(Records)
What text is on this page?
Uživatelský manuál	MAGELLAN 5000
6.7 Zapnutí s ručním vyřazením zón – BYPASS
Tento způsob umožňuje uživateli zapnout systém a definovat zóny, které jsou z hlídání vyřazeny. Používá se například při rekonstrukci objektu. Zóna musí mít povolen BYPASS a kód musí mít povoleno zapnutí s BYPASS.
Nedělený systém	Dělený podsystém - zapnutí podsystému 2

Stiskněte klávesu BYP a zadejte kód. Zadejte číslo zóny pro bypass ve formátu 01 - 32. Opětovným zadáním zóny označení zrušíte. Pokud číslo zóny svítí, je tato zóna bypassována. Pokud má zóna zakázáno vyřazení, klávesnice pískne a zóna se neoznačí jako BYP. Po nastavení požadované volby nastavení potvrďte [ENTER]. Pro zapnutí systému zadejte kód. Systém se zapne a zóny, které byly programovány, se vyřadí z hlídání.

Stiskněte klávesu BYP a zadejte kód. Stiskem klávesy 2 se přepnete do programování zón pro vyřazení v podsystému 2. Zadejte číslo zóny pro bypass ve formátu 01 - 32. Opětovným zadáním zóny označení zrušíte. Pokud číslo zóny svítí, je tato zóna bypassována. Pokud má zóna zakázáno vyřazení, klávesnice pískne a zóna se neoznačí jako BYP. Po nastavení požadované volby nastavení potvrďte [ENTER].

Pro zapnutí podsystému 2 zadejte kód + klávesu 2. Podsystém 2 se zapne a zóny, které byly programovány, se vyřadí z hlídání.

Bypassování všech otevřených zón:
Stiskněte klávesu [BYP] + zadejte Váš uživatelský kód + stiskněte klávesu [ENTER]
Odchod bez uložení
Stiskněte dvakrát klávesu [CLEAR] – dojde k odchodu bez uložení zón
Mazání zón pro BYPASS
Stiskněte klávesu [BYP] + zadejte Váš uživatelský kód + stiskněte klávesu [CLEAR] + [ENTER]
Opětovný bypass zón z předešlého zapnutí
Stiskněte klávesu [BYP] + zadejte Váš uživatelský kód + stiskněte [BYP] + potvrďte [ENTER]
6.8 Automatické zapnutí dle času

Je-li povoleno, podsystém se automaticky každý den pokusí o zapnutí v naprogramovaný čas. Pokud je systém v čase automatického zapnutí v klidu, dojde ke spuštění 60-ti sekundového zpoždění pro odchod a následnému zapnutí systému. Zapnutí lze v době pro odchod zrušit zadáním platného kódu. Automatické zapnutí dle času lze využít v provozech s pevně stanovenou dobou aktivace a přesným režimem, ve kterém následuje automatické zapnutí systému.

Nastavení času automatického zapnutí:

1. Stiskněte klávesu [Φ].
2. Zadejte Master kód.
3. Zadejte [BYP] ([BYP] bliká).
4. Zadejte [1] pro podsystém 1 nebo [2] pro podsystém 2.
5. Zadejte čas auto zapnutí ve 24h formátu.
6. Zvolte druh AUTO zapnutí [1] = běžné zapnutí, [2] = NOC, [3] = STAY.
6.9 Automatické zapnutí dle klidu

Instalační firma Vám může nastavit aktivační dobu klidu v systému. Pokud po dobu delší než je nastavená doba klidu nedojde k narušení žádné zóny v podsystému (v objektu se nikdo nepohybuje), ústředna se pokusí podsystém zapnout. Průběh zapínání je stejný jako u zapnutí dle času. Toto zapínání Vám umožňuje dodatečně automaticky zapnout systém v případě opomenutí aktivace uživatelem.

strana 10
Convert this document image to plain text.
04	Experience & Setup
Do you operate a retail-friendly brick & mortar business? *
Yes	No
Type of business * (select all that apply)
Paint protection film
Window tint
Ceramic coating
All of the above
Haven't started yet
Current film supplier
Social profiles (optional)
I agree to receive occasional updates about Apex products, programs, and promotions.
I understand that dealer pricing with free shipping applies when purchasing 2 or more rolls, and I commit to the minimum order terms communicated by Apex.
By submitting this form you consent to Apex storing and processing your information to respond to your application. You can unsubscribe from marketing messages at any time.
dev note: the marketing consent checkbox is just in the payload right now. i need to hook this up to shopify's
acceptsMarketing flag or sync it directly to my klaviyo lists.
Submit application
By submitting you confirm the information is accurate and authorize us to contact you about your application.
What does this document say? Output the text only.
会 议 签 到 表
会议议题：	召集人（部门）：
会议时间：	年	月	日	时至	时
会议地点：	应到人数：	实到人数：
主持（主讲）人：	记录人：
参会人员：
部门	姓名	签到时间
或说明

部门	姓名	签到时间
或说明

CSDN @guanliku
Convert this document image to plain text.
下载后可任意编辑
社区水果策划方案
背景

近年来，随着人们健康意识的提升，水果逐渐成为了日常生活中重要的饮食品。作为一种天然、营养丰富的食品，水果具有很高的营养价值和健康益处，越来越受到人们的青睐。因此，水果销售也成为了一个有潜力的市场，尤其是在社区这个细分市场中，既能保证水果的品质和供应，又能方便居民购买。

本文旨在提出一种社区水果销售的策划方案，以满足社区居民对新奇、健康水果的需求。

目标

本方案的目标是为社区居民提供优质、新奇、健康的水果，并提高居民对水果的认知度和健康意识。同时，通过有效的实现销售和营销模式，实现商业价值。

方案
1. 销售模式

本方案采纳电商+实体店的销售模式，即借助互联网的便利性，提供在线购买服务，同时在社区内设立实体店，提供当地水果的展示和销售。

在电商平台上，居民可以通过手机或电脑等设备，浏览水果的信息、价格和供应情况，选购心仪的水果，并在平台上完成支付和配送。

Given instruction:
From the listing above, pick out each line where the word "volby" appears.

Task output:
Stiskněte klávesu BYP a zadejte kód. Zadejte číslo zóny pro bypass ve formátu 01 - 32. Opětovným zadáním zóny označení zrušíte. Pokud číslo zóny svítí, je tato zóna bypassována. Pokud má zóna zakázáno vyřazení, klávesnice pískne a zóna se neoznačí jako BYP. Po nastavení požadované volby nastavení potvrďte [ENTER]. Pro zapnutí systému zadejte kód. Systém se zapne a zóny, které byly programovány, se vyřadí z hlídání.
Stiskněte klávesu BYP a zadejte kód. Stiskem klávesy 2 se přepnete do programování zón pro vyřazení v podsystému 2. Zadejte číslo zóny pro bypass ve formátu 01 - 32. Opětovným zadáním zóny označení zrušíte. Pokud číslo zóny svítí, je tato zóna bypassována. Pokud má zóna zakázáno vyřazení, klávesnice pískne a zóna se neoznačí jako BYP. Po nastavení požadované volby nastavení potvrďte [ENTER].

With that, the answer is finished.